*GIVEN TASK:*
Copy everything in the listing below word for word, apart from any images.

*RECORDS SUPPLIED:*
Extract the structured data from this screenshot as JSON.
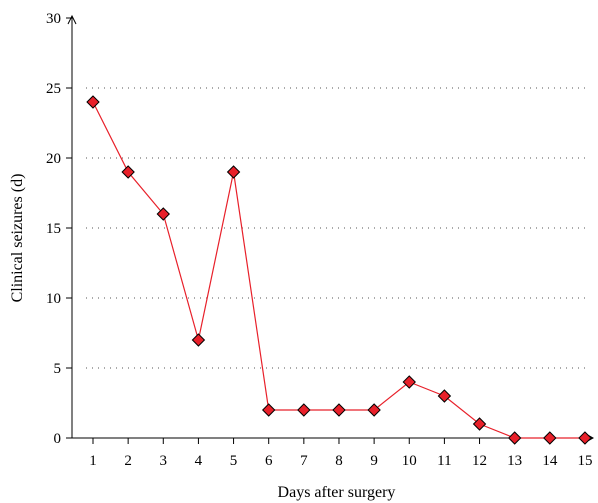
{
  "chart_data": {
    "type": "line",
    "title": "",
    "xlabel": "Days after surgery",
    "ylabel": "Clinical seizures (d)",
    "x": [
      1,
      2,
      3,
      4,
      5,
      6,
      7,
      8,
      9,
      10,
      11,
      12,
      13,
      14,
      15
    ],
    "series": [
      {
        "values": [
          24,
          19,
          16,
          7,
          19,
          2,
          2,
          2,
          2,
          4,
          3,
          1,
          0,
          0,
          0
        ],
        "color": "#e8202a",
        "marker": "diamond",
        "marker_fill": "#e8202a",
        "marker_edge": "#000000"
      }
    ],
    "ylim": [
      0,
      30
    ],
    "yticks": [
      0,
      5,
      10,
      15,
      20,
      25,
      30
    ],
    "xticks": [
      1,
      2,
      3,
      4,
      5,
      6,
      7,
      8,
      9,
      10,
      11,
      12,
      13,
      14,
      15
    ],
    "grid": "horizontal dotted",
    "legend": "none"
  }
}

*FULL ANSWER:*
Extract the structured data from this screenshot as JSON.
{
  "chart_data": {
    "type": "line",
    "title": "",
    "xlabel": "Days after surgery",
    "ylabel": "Clinical seizures (d)",
    "x": [
      1,
      2,
      3,
      4,
      5,
      6,
      7,
      8,
      9,
      10,
      11,
      12,
      13,
      14,
      15
    ],
    "series": [
      {
        "values": [
          24,
          19,
          16,
          7,
          19,
          2,
          2,
          2,
          2,
          4,
          3,
          1,
          0,
          0,
          0
        ],
        "color": "#e8202a",
        "marker": "diamond",
        "marker_fill": "#e8202a",
        "marker_edge": "#000000"
      }
    ],
    "ylim": [
      0,
      30
    ],
    "yticks": [
      0,
      5,
      10,
      15,
      20,
      25,
      30
    ],
    "xticks": [
      1,
      2,
      3,
      4,
      5,
      6,
      7,
      8,
      9,
      10,
      11,
      12,
      13,
      14,
      15
    ],
    "grid": "horizontal dotted",
    "legend": "none"
  }
}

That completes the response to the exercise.